== GIVEN REQUEST ==
Scan the records and identify every line in which the string "Thơng" occurs, then return those lines.

....

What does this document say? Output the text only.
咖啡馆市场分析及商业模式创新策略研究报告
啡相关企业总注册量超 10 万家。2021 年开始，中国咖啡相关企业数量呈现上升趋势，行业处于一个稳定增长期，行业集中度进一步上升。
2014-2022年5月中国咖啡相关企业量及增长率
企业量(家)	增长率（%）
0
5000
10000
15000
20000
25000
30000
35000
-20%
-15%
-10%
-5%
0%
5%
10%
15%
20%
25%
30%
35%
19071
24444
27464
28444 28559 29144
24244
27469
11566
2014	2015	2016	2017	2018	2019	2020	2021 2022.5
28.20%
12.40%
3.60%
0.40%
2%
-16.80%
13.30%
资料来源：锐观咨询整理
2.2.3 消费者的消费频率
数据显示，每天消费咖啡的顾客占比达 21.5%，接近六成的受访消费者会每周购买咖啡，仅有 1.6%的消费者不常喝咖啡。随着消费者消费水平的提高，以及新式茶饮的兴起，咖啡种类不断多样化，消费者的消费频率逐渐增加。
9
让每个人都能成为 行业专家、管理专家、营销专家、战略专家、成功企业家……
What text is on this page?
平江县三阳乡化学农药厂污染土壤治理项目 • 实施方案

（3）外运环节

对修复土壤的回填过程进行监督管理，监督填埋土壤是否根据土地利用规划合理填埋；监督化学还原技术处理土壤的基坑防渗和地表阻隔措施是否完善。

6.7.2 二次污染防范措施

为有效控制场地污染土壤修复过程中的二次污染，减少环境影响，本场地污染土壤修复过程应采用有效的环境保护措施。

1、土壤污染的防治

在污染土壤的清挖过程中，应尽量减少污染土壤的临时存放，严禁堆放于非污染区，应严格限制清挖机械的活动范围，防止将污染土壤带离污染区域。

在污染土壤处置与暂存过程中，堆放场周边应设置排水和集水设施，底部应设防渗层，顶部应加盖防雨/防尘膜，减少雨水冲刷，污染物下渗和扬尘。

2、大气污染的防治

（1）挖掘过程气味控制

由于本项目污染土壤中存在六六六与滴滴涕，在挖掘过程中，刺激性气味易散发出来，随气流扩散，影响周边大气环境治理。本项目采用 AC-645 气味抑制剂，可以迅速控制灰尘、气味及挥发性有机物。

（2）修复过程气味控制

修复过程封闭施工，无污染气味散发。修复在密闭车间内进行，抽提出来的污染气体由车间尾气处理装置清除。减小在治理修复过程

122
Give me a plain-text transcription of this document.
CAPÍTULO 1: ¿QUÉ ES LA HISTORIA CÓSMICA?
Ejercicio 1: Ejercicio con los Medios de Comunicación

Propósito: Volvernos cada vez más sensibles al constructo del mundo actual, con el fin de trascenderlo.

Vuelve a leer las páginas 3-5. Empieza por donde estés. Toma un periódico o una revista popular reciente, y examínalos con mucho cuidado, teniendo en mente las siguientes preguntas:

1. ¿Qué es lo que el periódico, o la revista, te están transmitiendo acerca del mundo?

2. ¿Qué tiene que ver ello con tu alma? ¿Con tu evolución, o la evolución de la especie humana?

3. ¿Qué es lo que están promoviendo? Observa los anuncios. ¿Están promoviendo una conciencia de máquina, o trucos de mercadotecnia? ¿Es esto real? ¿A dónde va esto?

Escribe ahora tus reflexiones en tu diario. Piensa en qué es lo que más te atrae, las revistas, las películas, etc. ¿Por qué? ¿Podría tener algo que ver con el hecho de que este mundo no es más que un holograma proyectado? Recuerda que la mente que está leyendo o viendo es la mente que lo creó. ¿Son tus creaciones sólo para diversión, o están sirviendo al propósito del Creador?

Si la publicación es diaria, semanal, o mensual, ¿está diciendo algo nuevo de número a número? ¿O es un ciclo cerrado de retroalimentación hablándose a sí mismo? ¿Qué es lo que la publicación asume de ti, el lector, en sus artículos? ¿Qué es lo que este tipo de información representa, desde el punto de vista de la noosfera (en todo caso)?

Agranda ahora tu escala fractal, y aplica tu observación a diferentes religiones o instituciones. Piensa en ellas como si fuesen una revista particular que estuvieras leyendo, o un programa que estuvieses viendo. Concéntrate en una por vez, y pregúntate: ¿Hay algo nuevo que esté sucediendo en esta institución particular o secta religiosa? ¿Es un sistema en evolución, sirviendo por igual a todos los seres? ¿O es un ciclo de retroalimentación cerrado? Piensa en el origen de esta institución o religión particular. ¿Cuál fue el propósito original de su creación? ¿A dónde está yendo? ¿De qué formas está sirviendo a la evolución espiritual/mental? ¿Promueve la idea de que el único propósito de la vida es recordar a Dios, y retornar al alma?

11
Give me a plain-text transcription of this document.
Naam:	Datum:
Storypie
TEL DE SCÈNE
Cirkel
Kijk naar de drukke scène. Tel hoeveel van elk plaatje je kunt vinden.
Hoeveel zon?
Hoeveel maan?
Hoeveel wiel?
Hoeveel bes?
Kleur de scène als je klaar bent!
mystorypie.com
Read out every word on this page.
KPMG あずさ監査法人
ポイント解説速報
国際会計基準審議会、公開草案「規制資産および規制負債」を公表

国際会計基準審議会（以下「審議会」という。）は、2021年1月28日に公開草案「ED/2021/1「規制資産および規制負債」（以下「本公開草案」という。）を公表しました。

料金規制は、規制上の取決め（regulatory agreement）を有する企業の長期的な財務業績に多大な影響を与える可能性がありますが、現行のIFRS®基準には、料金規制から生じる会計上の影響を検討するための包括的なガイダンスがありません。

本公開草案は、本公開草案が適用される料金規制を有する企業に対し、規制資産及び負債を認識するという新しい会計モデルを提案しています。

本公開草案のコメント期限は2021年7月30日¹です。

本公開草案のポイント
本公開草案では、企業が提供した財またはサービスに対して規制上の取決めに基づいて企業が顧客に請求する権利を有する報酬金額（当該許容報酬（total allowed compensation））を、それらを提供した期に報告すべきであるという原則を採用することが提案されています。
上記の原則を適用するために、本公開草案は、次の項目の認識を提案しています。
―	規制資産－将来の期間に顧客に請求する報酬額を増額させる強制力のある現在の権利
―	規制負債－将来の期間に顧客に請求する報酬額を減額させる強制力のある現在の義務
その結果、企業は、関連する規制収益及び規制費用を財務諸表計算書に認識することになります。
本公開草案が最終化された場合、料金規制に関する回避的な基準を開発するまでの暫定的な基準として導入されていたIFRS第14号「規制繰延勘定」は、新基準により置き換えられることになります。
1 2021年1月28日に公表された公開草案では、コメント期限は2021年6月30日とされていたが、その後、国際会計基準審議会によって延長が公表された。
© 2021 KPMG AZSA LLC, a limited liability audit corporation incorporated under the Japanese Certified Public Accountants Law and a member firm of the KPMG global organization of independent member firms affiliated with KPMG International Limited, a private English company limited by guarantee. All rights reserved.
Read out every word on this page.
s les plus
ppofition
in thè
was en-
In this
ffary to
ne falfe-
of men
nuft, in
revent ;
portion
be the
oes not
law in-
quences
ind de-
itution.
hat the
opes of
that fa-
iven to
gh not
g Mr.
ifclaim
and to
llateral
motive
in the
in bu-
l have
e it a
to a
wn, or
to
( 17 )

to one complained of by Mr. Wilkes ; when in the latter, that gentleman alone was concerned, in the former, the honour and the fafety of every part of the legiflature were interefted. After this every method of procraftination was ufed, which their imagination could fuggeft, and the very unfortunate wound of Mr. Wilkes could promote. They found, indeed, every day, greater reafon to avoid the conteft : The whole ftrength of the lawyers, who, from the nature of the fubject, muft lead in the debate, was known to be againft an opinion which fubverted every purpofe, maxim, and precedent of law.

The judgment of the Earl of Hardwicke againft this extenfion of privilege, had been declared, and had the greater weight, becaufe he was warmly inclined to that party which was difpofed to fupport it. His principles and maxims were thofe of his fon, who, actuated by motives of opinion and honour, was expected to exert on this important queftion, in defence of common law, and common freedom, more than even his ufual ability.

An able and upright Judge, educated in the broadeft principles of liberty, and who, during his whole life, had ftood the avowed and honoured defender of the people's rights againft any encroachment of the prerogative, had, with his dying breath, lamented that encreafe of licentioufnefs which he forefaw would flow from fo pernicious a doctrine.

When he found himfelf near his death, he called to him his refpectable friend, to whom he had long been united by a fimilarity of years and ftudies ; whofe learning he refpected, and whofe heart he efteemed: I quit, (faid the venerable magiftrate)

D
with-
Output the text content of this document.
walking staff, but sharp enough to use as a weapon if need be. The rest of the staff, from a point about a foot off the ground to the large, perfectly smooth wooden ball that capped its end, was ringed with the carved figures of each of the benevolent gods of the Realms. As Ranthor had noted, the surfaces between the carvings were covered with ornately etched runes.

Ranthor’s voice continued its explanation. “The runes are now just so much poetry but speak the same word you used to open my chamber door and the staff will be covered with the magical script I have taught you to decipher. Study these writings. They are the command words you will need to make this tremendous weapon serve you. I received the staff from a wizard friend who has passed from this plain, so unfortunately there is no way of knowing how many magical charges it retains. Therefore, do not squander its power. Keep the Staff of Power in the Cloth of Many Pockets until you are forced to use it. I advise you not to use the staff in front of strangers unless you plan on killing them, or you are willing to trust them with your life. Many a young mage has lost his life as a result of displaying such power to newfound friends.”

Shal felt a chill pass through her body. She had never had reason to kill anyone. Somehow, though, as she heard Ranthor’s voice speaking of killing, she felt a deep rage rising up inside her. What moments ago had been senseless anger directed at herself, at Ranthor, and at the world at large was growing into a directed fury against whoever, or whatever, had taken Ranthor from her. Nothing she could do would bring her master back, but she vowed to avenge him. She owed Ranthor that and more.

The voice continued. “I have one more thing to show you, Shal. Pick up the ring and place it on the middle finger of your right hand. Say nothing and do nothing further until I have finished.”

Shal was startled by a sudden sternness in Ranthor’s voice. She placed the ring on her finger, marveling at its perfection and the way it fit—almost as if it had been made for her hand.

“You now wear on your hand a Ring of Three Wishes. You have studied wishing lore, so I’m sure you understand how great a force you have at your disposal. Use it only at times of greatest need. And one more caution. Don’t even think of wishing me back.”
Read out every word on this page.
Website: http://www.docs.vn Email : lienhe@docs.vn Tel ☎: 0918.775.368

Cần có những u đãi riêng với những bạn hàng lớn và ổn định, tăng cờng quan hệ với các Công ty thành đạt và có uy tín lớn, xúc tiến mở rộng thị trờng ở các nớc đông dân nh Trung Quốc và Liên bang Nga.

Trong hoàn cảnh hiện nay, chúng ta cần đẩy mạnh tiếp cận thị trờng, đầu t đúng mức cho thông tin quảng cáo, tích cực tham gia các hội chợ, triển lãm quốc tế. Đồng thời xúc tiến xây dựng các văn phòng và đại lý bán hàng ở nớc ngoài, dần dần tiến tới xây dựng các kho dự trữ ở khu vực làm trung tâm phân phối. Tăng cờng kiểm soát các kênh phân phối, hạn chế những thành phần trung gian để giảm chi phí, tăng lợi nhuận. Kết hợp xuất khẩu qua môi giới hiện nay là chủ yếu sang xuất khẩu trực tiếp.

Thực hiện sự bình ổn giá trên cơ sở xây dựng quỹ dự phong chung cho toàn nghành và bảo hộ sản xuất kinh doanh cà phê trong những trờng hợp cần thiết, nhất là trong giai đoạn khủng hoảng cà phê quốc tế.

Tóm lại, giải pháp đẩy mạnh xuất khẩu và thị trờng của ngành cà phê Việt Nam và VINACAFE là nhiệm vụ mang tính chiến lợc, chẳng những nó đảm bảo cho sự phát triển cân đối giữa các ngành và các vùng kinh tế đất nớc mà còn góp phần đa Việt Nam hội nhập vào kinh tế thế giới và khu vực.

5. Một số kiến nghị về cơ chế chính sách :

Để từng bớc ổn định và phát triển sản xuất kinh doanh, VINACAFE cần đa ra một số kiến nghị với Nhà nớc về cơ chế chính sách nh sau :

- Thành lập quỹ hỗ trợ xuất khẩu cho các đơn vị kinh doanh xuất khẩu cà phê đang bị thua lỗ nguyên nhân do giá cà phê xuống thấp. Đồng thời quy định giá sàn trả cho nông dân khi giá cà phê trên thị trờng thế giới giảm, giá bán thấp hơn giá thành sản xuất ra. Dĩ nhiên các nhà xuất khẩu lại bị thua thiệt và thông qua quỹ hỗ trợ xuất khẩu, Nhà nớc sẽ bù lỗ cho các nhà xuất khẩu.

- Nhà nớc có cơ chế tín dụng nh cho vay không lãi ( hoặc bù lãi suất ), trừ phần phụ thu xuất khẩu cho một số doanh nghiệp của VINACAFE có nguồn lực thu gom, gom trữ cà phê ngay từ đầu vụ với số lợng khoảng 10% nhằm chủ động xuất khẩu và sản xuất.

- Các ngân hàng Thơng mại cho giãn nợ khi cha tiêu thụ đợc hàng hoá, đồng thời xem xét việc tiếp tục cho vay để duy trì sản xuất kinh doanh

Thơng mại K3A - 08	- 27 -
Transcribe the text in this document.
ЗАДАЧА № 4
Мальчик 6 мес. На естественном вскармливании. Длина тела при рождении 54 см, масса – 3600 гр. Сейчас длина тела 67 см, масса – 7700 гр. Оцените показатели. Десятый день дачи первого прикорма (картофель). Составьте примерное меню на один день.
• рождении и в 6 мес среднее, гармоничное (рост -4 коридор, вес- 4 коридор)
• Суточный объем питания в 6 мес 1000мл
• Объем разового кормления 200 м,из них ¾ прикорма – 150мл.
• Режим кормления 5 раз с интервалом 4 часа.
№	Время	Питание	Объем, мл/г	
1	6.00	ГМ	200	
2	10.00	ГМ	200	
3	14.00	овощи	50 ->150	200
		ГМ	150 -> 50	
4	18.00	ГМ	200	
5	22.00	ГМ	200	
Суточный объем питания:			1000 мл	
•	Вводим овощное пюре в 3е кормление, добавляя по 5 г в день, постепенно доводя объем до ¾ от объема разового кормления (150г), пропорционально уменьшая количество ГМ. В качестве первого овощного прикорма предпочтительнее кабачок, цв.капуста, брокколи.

....

== RESPONSE TO THE TASK ==
- Các ngân hàng Thơng mại cho giãn nợ khi cha tiêu thụ đợc hàng hoá, đồng thời xem xét việc tiếp tục cho vay để duy trì sản xuất kinh doanh
Thơng mại K3A - 08	- 27 -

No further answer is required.